Stored data
══════════════════════════════
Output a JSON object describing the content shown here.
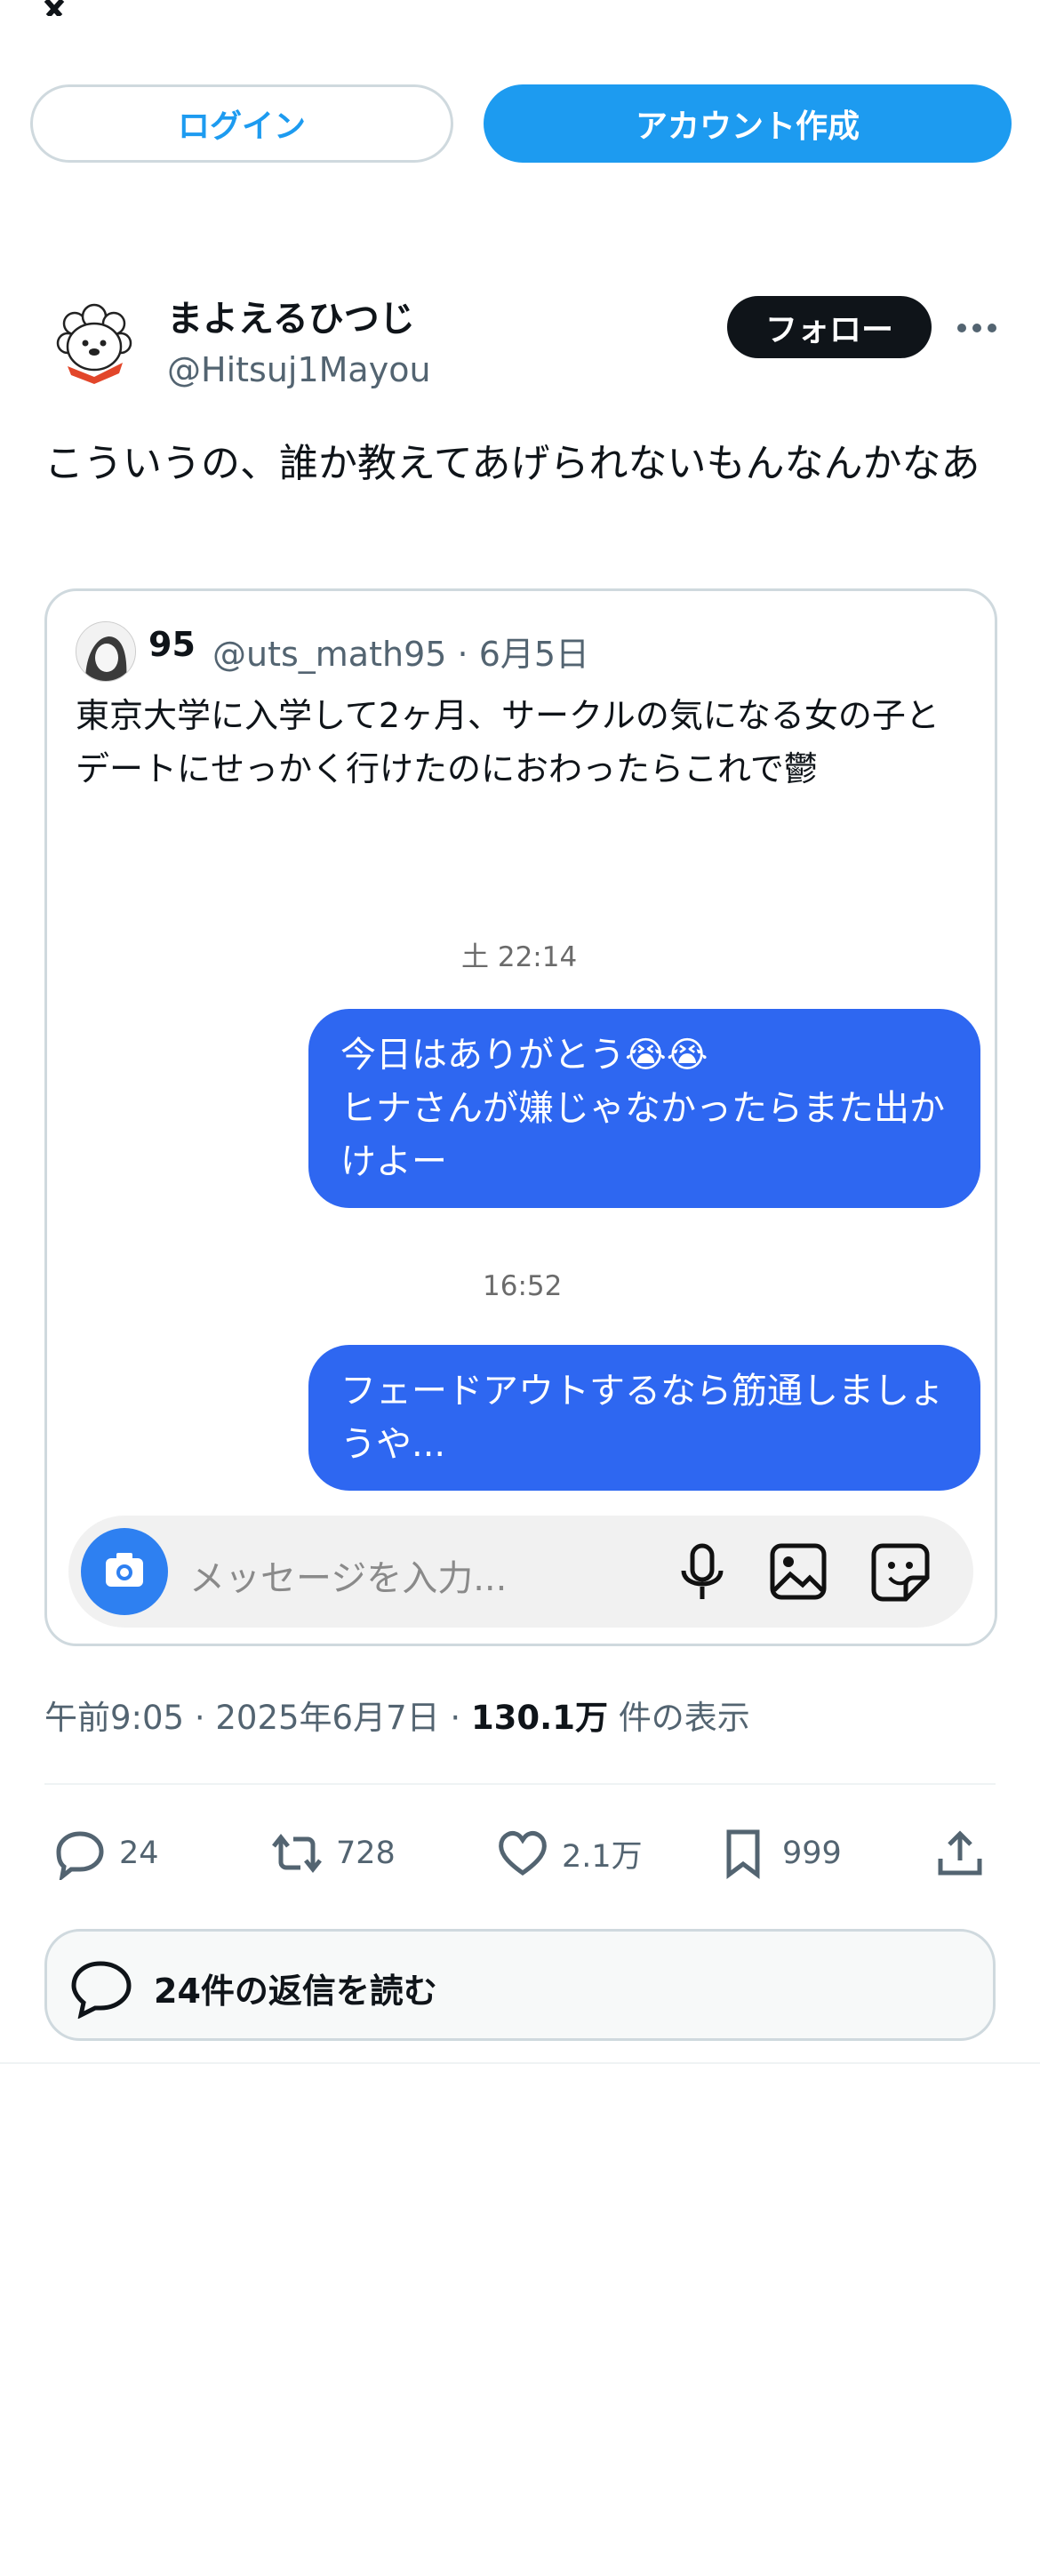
{
  "header": {
    "logo": "x-logo",
    "login_label": "ログイン",
    "signup_label": "アカウント作成"
  },
  "post": {
    "display_name": "まよえるひつじ",
    "handle": "@Hitsuj1Mayou",
    "follow_label": "フォロー",
    "text": "こういうの、誰か教えてあげられないもんなんかなあ",
    "quote": {
      "name": "95",
      "handle": "@uts_math95",
      "date": "6月5日",
      "text": "東京大学に入学して2ヶ月、サークルの気になる女の子とデートにせっかく行けたのにおわったらこれで鬱",
      "chat": {
        "time1": "土 22:14",
        "bubble1_line1": "今日はありがとう😭😭",
        "bubble1_line2": "ヒナさんが嫌じゃなかったらまた出かけよー",
        "time2": "16:52",
        "bubble2": "フェードアウトするなら筋通しましょうや...",
        "input_placeholder": "メッセージを入力..."
      }
    },
    "timestamp": {
      "time": "午前9:05",
      "date": "2025年6月7日",
      "views_count": "130.1万",
      "views_label": "件の表示"
    },
    "actions": {
      "replies": "24",
      "reposts": "728",
      "likes": "2.1万",
      "bookmarks": "999"
    },
    "read_replies_label": "24件の返信を読む"
  },
  "colors": {
    "accent": "#1d9bf0",
    "bubble": "#2e67f1",
    "text": "#0f1419",
    "muted": "#536471"
  }
}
══════════════════════════════
> _Prompt_
Will you restate every entry word for word and omit the images?

> _Worked solution_
Output a JSON object describing the content shown here.
{
  "header": {
    "logo": "x-logo",
    "login_label": "ログイン",
    "signup_label": "アカウント作成"
  },
  "post": {
    "display_name": "まよえるひつじ",
    "handle": "@Hitsuj1Mayou",
    "follow_label": "フォロー",
    "text": "こういうの、誰か教えてあげられないもんなんかなあ",
    "quote": {
      "name": "95",
      "handle": "@uts_math95",
      "date": "6月5日",
      "text": "東京大学に入学して2ヶ月、サークルの気になる女の子とデートにせっかく行けたのにおわったらこれで鬱",
      "chat": {
        "time1": "土 22:14",
        "bubble1_line1": "今日はありがとう😭😭",
        "bubble1_line2": "ヒナさんが嫌じゃなかったらまた出かけよー",
        "time2": "16:52",
        "bubble2": "フェードアウトするなら筋通しましょうや...",
        "input_placeholder": "メッセージを入力..."
      }
    },
    "timestamp": {
      "time": "午前9:05",
      "date": "2025年6月7日",
      "views_count": "130.1万",
      "views_label": "件の表示"
    },
    "actions": {
      "replies": "24",
      "reposts": "728",
      "likes": "2.1万",
      "bookmarks": "999"
    },
    "read_replies_label": "24件の返信を読む"
  },
  "colors": {
    "accent": "#1d9bf0",
    "bubble": "#2e67f1",
    "text": "#0f1419",
    "muted": "#536471"
  }
}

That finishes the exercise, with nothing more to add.